=== Exercise brief ===
Type out the entries below again, character for character.

=== Input material ===
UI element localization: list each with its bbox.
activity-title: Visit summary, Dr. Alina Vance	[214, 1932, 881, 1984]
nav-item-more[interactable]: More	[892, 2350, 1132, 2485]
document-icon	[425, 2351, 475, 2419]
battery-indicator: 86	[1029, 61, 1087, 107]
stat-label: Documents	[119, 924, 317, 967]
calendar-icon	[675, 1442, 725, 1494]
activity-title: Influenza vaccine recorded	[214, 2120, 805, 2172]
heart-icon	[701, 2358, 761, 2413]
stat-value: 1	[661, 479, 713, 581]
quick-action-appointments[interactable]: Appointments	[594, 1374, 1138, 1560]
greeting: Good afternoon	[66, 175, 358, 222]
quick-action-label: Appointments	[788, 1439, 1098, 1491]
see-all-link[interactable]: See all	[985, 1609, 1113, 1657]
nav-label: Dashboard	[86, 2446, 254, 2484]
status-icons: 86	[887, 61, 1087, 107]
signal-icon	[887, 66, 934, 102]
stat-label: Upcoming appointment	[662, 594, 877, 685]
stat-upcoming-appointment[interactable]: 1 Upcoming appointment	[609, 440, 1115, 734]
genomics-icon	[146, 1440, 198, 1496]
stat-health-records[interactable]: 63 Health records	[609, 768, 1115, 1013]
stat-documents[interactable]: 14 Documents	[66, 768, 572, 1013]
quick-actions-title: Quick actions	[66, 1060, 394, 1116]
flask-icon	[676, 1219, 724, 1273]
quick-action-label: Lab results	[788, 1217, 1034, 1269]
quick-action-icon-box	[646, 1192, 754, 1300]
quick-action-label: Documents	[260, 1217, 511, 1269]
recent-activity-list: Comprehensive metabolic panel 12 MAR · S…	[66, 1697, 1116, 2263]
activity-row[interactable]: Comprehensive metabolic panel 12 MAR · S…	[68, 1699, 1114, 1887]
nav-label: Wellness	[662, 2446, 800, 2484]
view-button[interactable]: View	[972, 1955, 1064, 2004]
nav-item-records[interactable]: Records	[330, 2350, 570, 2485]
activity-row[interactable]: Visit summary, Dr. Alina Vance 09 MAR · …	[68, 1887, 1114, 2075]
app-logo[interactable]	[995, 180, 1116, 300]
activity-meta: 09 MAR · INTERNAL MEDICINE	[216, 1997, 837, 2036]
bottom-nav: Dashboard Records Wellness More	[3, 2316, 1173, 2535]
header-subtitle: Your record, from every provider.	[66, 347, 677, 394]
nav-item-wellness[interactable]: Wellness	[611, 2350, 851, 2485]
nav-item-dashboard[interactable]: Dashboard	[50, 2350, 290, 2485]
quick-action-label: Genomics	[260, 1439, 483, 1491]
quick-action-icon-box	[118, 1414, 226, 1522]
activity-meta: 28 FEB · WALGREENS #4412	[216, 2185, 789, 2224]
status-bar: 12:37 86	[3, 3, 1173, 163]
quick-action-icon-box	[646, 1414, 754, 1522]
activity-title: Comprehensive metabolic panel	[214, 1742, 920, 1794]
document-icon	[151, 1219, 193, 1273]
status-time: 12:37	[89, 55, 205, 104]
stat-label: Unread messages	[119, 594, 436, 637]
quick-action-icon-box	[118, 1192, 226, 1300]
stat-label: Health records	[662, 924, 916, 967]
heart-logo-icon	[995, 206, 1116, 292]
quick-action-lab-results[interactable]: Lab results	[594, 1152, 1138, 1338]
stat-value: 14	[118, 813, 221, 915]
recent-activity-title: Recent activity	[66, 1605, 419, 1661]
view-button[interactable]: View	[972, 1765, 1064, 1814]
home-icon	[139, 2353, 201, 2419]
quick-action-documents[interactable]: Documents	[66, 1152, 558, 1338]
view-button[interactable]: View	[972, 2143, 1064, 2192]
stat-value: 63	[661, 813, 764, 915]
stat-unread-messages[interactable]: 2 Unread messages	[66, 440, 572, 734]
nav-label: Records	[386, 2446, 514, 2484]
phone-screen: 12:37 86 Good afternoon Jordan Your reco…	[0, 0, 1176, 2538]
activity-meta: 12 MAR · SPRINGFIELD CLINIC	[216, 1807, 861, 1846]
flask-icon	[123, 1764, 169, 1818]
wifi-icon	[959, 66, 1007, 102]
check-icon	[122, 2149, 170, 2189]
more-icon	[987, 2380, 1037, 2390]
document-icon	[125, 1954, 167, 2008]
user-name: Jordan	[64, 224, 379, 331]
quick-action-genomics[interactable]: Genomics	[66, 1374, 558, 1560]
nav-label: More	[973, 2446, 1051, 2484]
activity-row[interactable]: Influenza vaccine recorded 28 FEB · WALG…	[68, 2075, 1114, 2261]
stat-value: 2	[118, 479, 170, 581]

=== Solution to the problem ===
UI element localization: list each with its bbox.
activity-title: Visit summary, Dr. Alina Vance	[214, 1932, 881, 1984]
nav-item-more[interactable]: More	[892, 2350, 1132, 2485]
document-icon	[425, 2351, 475, 2419]
battery-indicator: 86	[1029, 61, 1087, 107]
stat-label: Documents	[119, 924, 317, 967]
calendar-icon	[675, 1442, 725, 1494]
activity-title: Influenza vaccine recorded	[214, 2120, 805, 2172]
heart-icon	[701, 2358, 761, 2413]
stat-value: 1	[661, 479, 713, 581]
quick-action-appointments[interactable]: Appointments	[594, 1374, 1138, 1560]
greeting: Good afternoon	[66, 175, 358, 222]
quick-action-label: Appointments	[788, 1439, 1098, 1491]
see-all-link[interactable]: See all	[985, 1609, 1113, 1657]
nav-label: Dashboard	[86, 2446, 254, 2484]
status-icons: 86	[887, 61, 1087, 107]
signal-icon	[887, 66, 934, 102]
stat-label: Upcoming appointment	[662, 594, 877, 685]
stat-upcoming-appointment[interactable]: 1 Upcoming appointment	[609, 440, 1115, 734]
genomics-icon	[146, 1440, 198, 1496]
stat-health-records[interactable]: 63 Health records	[609, 768, 1115, 1013]
stat-documents[interactable]: 14 Documents	[66, 768, 572, 1013]
quick-actions-title: Quick actions	[66, 1060, 394, 1116]
flask-icon	[676, 1219, 724, 1273]
quick-action-label: Lab results	[788, 1217, 1034, 1269]
quick-action-icon-box	[646, 1192, 754, 1300]
quick-action-label: Documents	[260, 1217, 511, 1269]
recent-activity-list: Comprehensive metabolic panel 12 MAR · S…	[66, 1697, 1116, 2263]
activity-row[interactable]: Comprehensive metabolic panel 12 MAR · S…	[68, 1699, 1114, 1887]
nav-label: Wellness	[662, 2446, 800, 2484]
view-button[interactable]: View	[972, 1955, 1064, 2004]
nav-item-records[interactable]: Records	[330, 2350, 570, 2485]
activity-row[interactable]: Visit summary, Dr. Alina Vance 09 MAR · …	[68, 1887, 1114, 2075]
app-logo[interactable]	[995, 180, 1116, 300]
activity-meta: 09 MAR · INTERNAL MEDICINE	[216, 1997, 837, 2036]
bottom-nav: Dashboard Records Wellness More	[3, 2316, 1173, 2535]
header-subtitle: Your record, from every provider.	[66, 347, 677, 394]
nav-item-wellness[interactable]: Wellness	[611, 2350, 851, 2485]
nav-item-dashboard[interactable]: Dashboard	[50, 2350, 290, 2485]
quick-action-label: Genomics	[260, 1439, 483, 1491]
quick-action-icon-box	[118, 1414, 226, 1522]
activity-meta: 28 FEB · WALGREENS #4412	[216, 2185, 789, 2224]
status-bar: 12:37 86	[3, 3, 1173, 163]
quick-action-icon-box	[646, 1414, 754, 1522]
activity-title: Comprehensive metabolic panel	[214, 1742, 920, 1794]
document-icon	[151, 1219, 193, 1273]
status-time: 12:37	[89, 55, 205, 104]
stat-label: Unread messages	[119, 594, 436, 637]
quick-action-icon-box	[118, 1192, 226, 1300]
stat-label: Health records	[662, 924, 916, 967]
heart-logo-icon	[995, 206, 1116, 292]
quick-action-lab-results[interactable]: Lab results	[594, 1152, 1138, 1338]
stat-value: 14	[118, 813, 221, 915]
recent-activity-title: Recent activity	[66, 1605, 419, 1661]
view-button[interactable]: View	[972, 1765, 1064, 1814]
home-icon	[139, 2353, 201, 2419]
quick-action-documents[interactable]: Documents	[66, 1152, 558, 1338]
view-button[interactable]: View	[972, 2143, 1064, 2192]
stat-value: 63	[661, 813, 764, 915]
stat-unread-messages[interactable]: 2 Unread messages	[66, 440, 572, 734]
nav-label: Records	[386, 2446, 514, 2484]
phone-screen: 12:37 86 Good afternoon Jordan Your reco…	[0, 0, 1176, 2538]
activity-meta: 12 MAR · SPRINGFIELD CLINIC	[216, 1807, 861, 1846]
flask-icon	[123, 1764, 169, 1818]
wifi-icon	[959, 66, 1007, 102]
check-icon	[122, 2149, 170, 2189]
more-icon	[987, 2380, 1037, 2390]
document-icon	[125, 1954, 167, 2008]
user-name: Jordan	[64, 224, 379, 331]
quick-action-genomics[interactable]: Genomics	[66, 1374, 558, 1560]
nav-label: More	[973, 2446, 1051, 2484]
activity-row[interactable]: Influenza vaccine recorded 28 FEB · WALG…	[68, 2075, 1114, 2261]
stat-value: 2	[118, 479, 170, 581]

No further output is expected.